* SHORT PROBLEM:
Repeat all of the material below exactly as written, images excluded.

(Data entries)
= = = = =

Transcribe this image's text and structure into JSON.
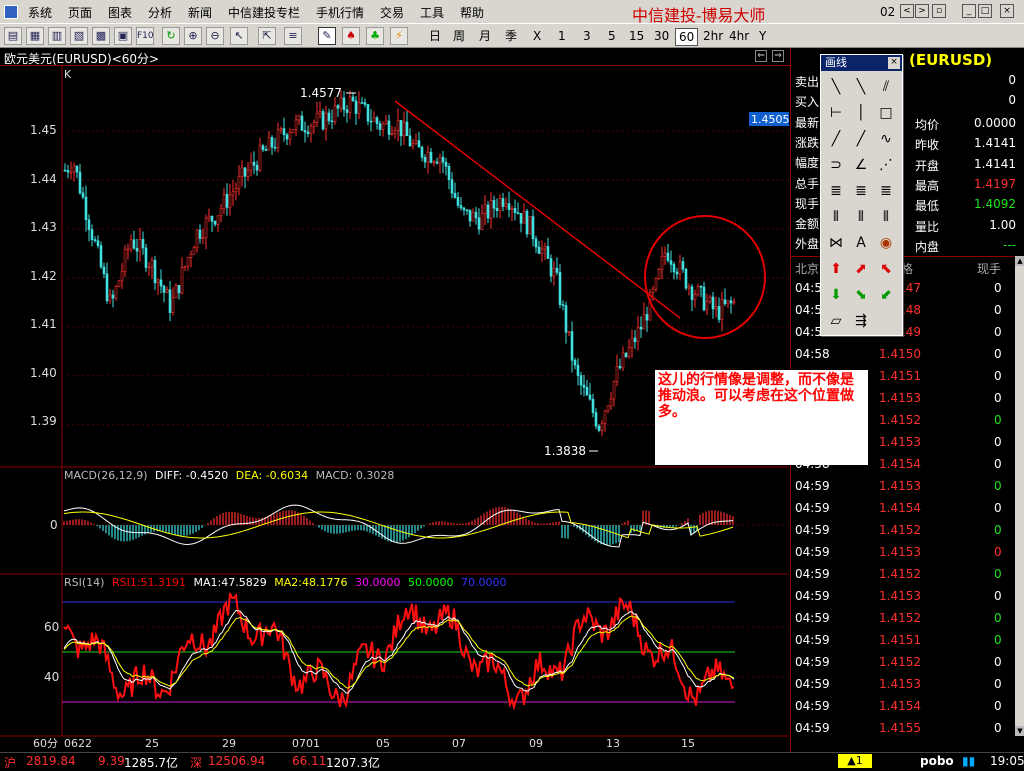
{
  "menu": {
    "items": [
      "系统",
      "页面",
      "图表",
      "分析",
      "新闻",
      "中信建投专栏",
      "手机行情",
      "交易",
      "工具",
      "帮助"
    ],
    "brand": "中信建投-博易大师",
    "window_number": "02"
  },
  "toolbar": {
    "periods": [
      "日",
      "周",
      "月",
      "季",
      "X",
      "1",
      "3",
      "5",
      "15",
      "30",
      "60",
      "2hr",
      "4hr",
      "Y"
    ],
    "active_period": "60"
  },
  "chart": {
    "title": "欧元美元(EURUSD)<60分>",
    "price_label_k": "K",
    "current_price_tag": "1.4505",
    "price_ticks": [
      "1.45",
      "1.44",
      "1.43",
      "1.42",
      "1.41",
      "1.40",
      "1.39"
    ],
    "high_label": "1.4577",
    "low_label": "1.3838",
    "macd_header": {
      "name": "MACD(26,12,9)",
      "diff": "DIFF: -0.4520",
      "dea": "DEA: -0.6034",
      "macd": "MACD: 0.3028"
    },
    "macd_zero": "0",
    "rsi_header": {
      "name": "RSI(14)",
      "rsi1": "RSI1:51.3191",
      "ma1": "MA1:47.5829",
      "ma2": "MA2:48.1776",
      "l30": "30.0000",
      "l50": "50.0000",
      "l70": "70.0000"
    },
    "rsi_ticks": [
      "60",
      "40"
    ],
    "date_axis": [
      "60分",
      "0622",
      "25",
      "29",
      "0701",
      "05",
      "07",
      "09",
      "13",
      "15"
    ]
  },
  "chart_data": {
    "type": "line",
    "title": "欧元美元(EURUSD)<60分>",
    "high": 1.4577,
    "low": 1.3838,
    "current": 1.4505,
    "ylim": [
      1.383,
      1.46
    ],
    "x": [
      "0622",
      "25",
      "29",
      "0701",
      "05",
      "07",
      "09",
      "13",
      "15"
    ],
    "series": [
      {
        "name": "K",
        "values": [
          1.442,
          1.414,
          1.428,
          1.45,
          1.456,
          1.444,
          1.435,
          1.395,
          1.424
        ]
      }
    ]
  },
  "note": {
    "text": "这儿的行情像是调整，而不像是推动浪。可以考虑在这个位置做多。"
  },
  "quote_panel": {
    "symbol": "(EURUSD)",
    "left_rows": [
      {
        "label": "卖出",
        "value": "0"
      },
      {
        "label": "买入",
        "value": "0"
      },
      {
        "label": "最新",
        "value": ""
      },
      {
        "label": "涨跌",
        "value": ""
      },
      {
        "label": "幅度",
        "value": ""
      },
      {
        "label": "总手",
        "value": ""
      },
      {
        "label": "现手",
        "value": ""
      },
      {
        "label": "金额",
        "value": ""
      },
      {
        "label": "外盘",
        "value": ""
      }
    ],
    "right_rows": [
      {
        "label": "均价",
        "value": "0.0000",
        "color": "#ffffff"
      },
      {
        "label": "昨收",
        "value": "1.4141",
        "color": "#ffffff"
      },
      {
        "label": "开盘",
        "value": "1.4141",
        "color": "#ffffff"
      },
      {
        "label": "最高",
        "value": "1.4197",
        "color": "#ff3030"
      },
      {
        "label": "最低",
        "value": "1.4092",
        "color": "#20e020"
      },
      {
        "label": "量比",
        "value": "1.00",
        "color": "#ffffff"
      },
      {
        "label": "内盘",
        "value": "---",
        "color": "#20e020"
      }
    ],
    "ticks_header": {
      "time": "北京",
      "price": "格",
      "vol": "现手"
    },
    "ticks": [
      {
        "time": "04:57",
        "price": "1.4147",
        "vol": "0",
        "vc": "#ffffff"
      },
      {
        "time": "04:57",
        "price": "1.4148",
        "vol": "0",
        "vc": "#ffffff"
      },
      {
        "time": "04:57",
        "price": "1.4149",
        "vol": "0",
        "vc": "#ffffff"
      },
      {
        "time": "04:58",
        "price": "1.4150",
        "vol": "0",
        "vc": "#ffffff"
      },
      {
        "time": "04:58",
        "price": "1.4151",
        "vol": "0",
        "vc": "#ffffff"
      },
      {
        "time": "04:58",
        "price": "1.4153",
        "vol": "0",
        "vc": "#ffffff"
      },
      {
        "time": "04:58",
        "price": "1.4152",
        "vol": "0",
        "vc": "#20e020"
      },
      {
        "time": "04:58",
        "price": "1.4153",
        "vol": "0",
        "vc": "#ffffff"
      },
      {
        "time": "04:58",
        "price": "1.4154",
        "vol": "0",
        "vc": "#ffffff"
      },
      {
        "time": "04:59",
        "price": "1.4153",
        "vol": "0",
        "vc": "#20e020"
      },
      {
        "time": "04:59",
        "price": "1.4154",
        "vol": "0",
        "vc": "#ffffff"
      },
      {
        "time": "04:59",
        "price": "1.4152",
        "vol": "0",
        "vc": "#20e020"
      },
      {
        "time": "04:59",
        "price": "1.4153",
        "vol": "0",
        "vc": "#ff3030"
      },
      {
        "time": "04:59",
        "price": "1.4152",
        "vol": "0",
        "vc": "#20e020"
      },
      {
        "time": "04:59",
        "price": "1.4153",
        "vol": "0",
        "vc": "#ffffff"
      },
      {
        "time": "04:59",
        "price": "1.4152",
        "vol": "0",
        "vc": "#20e020"
      },
      {
        "time": "04:59",
        "price": "1.4151",
        "vol": "0",
        "vc": "#20e020"
      },
      {
        "time": "04:59",
        "price": "1.4152",
        "vol": "0",
        "vc": "#ffffff"
      },
      {
        "time": "04:59",
        "price": "1.4153",
        "vol": "0",
        "vc": "#ffffff"
      },
      {
        "time": "04:59",
        "price": "1.4154",
        "vol": "0",
        "vc": "#ffffff"
      },
      {
        "time": "04:59",
        "price": "1.4155",
        "vol": "0",
        "vc": "#ffffff"
      }
    ]
  },
  "palette": {
    "title": "画线"
  },
  "status": {
    "sh_label": "沪",
    "sh_index": "2819.84",
    "sh_change": "9.39",
    "sh_amount": "1285.7亿",
    "sz_label": "深",
    "sz_index": "12506.94",
    "sz_change": "66.11",
    "sz_amount": "1207.3亿",
    "alert": "▲1",
    "pobo": "pobo",
    "time": "19:05"
  }
}
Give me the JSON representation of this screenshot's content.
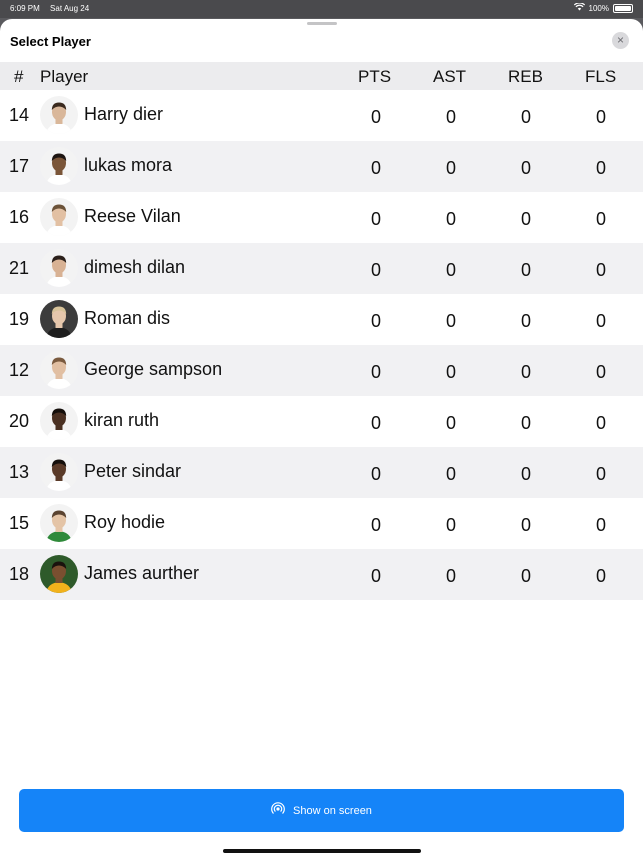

= = = = =

* SOLUTION:
Transcribe this image's text and structure into JSON.
{
  "menu": {
    "items": [
      "系统",
      "页面",
      "图表",
      "分析",
      "新闻",
      "中信建投专栏",
      "手机行情",
      "交易",
      "工具",
      "帮助"
    ],
    "brand": "中信建投-博易大师",
    "window_number": "02"
  },
  "toolbar": {
    "periods": [
      "日",
      "周",
      "月",
      "季",
      "X",
      "1",
      "3",
      "5",
      "15",
      "30",
      "60",
      "2hr",
      "4hr",
      "Y"
    ],
    "active_period": "60"
  },
  "chart": {
    "title": "欧元美元(EURUSD)<60分>",
    "price_label_k": "K",
    "current_price_tag": "1.4505",
    "price_ticks": [
      "1.45",
      "1.44",
      "1.43",
      "1.42",
      "1.41",
      "1.40",
      "1.39"
    ],
    "high_label": "1.4577",
    "low_label": "1.3838",
    "macd_header": {
      "name": "MACD(26,12,9)",
      "diff": "DIFF: -0.4520",
      "dea": "DEA: -0.6034",
      "macd": "MACD: 0.3028"
    },
    "macd_zero": "0",
    "rsi_header": {
      "name": "RSI(14)",
      "rsi1": "RSI1:51.3191",
      "ma1": "MA1:47.5829",
      "ma2": "MA2:48.1776",
      "l30": "30.0000",
      "l50": "50.0000",
      "l70": "70.0000"
    },
    "rsi_ticks": [
      "60",
      "40"
    ],
    "date_axis": [
      "60分",
      "0622",
      "25",
      "29",
      "0701",
      "05",
      "07",
      "09",
      "13",
      "15"
    ]
  },
  "chart_data": {
    "type": "line",
    "title": "欧元美元(EURUSD)<60分>",
    "high": 1.4577,
    "low": 1.3838,
    "current": 1.4505,
    "ylim": [
      1.383,
      1.46
    ],
    "x": [
      "0622",
      "25",
      "29",
      "0701",
      "05",
      "07",
      "09",
      "13",
      "15"
    ],
    "series": [
      {
        "name": "K",
        "values": [
          1.442,
          1.414,
          1.428,
          1.45,
          1.456,
          1.444,
          1.435,
          1.395,
          1.424
        ]
      }
    ]
  },
  "note": {
    "text": "这儿的行情像是调整，而不像是推动浪。可以考虑在这个位置做多。"
  },
  "quote_panel": {
    "symbol": "(EURUSD)",
    "left_rows": [
      {
        "label": "卖出",
        "value": "0"
      },
      {
        "label": "买入",
        "value": "0"
      },
      {
        "label": "最新",
        "value": ""
      },
      {
        "label": "涨跌",
        "value": ""
      },
      {
        "label": "幅度",
        "value": ""
      },
      {
        "label": "总手",
        "value": ""
      },
      {
        "label": "现手",
        "value": ""
      },
      {
        "label": "金额",
        "value": ""
      },
      {
        "label": "外盘",
        "value": ""
      }
    ],
    "right_rows": [
      {
        "label": "均价",
        "value": "0.0000",
        "color": "#ffffff"
      },
      {
        "label": "昨收",
        "value": "1.4141",
        "color": "#ffffff"
      },
      {
        "label": "开盘",
        "value": "1.4141",
        "color": "#ffffff"
      },
      {
        "label": "最高",
        "value": "1.4197",
        "color": "#ff3030"
      },
      {
        "label": "最低",
        "value": "1.4092",
        "color": "#20e020"
      },
      {
        "label": "量比",
        "value": "1.00",
        "color": "#ffffff"
      },
      {
        "label": "内盘",
        "value": "---",
        "color": "#20e020"
      }
    ],
    "ticks_header": {
      "time": "北京",
      "price": "格",
      "vol": "现手"
    },
    "ticks": [
      {
        "time": "04:57",
        "price": "1.4147",
        "vol": "0",
        "vc": "#ffffff"
      },
      {
        "time": "04:57",
        "price": "1.4148",
        "vol": "0",
        "vc": "#ffffff"
      },
      {
        "time": "04:57",
        "price": "1.4149",
        "vol": "0",
        "vc": "#ffffff"
      },
      {
        "time": "04:58",
        "price": "1.4150",
        "vol": "0",
        "vc": "#ffffff"
      },
      {
        "time": "04:58",
        "price": "1.4151",
        "vol": "0",
        "vc": "#ffffff"
      },
      {
        "time": "04:58",
        "price": "1.4153",
        "vol": "0",
        "vc": "#ffffff"
      },
      {
        "time": "04:58",
        "price": "1.4152",
        "vol": "0",
        "vc": "#20e020"
      },
      {
        "time": "04:58",
        "price": "1.4153",
        "vol": "0",
        "vc": "#ffffff"
      },
      {
        "time": "04:58",
        "price": "1.4154",
        "vol": "0",
        "vc": "#ffffff"
      },
      {
        "time": "04:59",
        "price": "1.4153",
        "vol": "0",
        "vc": "#20e020"
      },
      {
        "time": "04:59",
        "price": "1.4154",
        "vol": "0",
        "vc": "#ffffff"
      },
      {
        "time": "04:59",
        "price": "1.4152",
        "vol": "0",
        "vc": "#20e020"
      },
      {
        "time": "04:59",
        "price": "1.4153",
        "vol": "0",
        "vc": "#ff3030"
      },
      {
        "time": "04:59",
        "price": "1.4152",
        "vol": "0",
        "vc": "#20e020"
      },
      {
        "time": "04:59",
        "price": "1.4153",
        "vol": "0",
        "vc": "#ffffff"
      },
      {
        "time": "04:59",
        "price": "1.4152",
        "vol": "0",
        "vc": "#20e020"
      },
      {
        "time": "04:59",
        "price": "1.4151",
        "vol": "0",
        "vc": "#20e020"
      },
      {
        "time": "04:59",
        "price": "1.4152",
        "vol": "0",
        "vc": "#ffffff"
      },
      {
        "time": "04:59",
        "price": "1.4153",
        "vol": "0",
        "vc": "#ffffff"
      },
      {
        "time": "04:59",
        "price": "1.4154",
        "vol": "0",
        "vc": "#ffffff"
      },
      {
        "time": "04:59",
        "price": "1.4155",
        "vol": "0",
        "vc": "#ffffff"
      }
    ]
  },
  "palette": {
    "title": "画线"
  },
  "status": {
    "sh_label": "沪",
    "sh_index": "2819.84",
    "sh_change": "9.39",
    "sh_amount": "1285.7亿",
    "sz_label": "深",
    "sz_index": "12506.94",
    "sz_change": "66.11",
    "sz_amount": "1207.3亿",
    "alert": "▲1",
    "pobo": "pobo",
    "time": "19:05"
  }
}
Give me the JSON representation of this screenshot's content.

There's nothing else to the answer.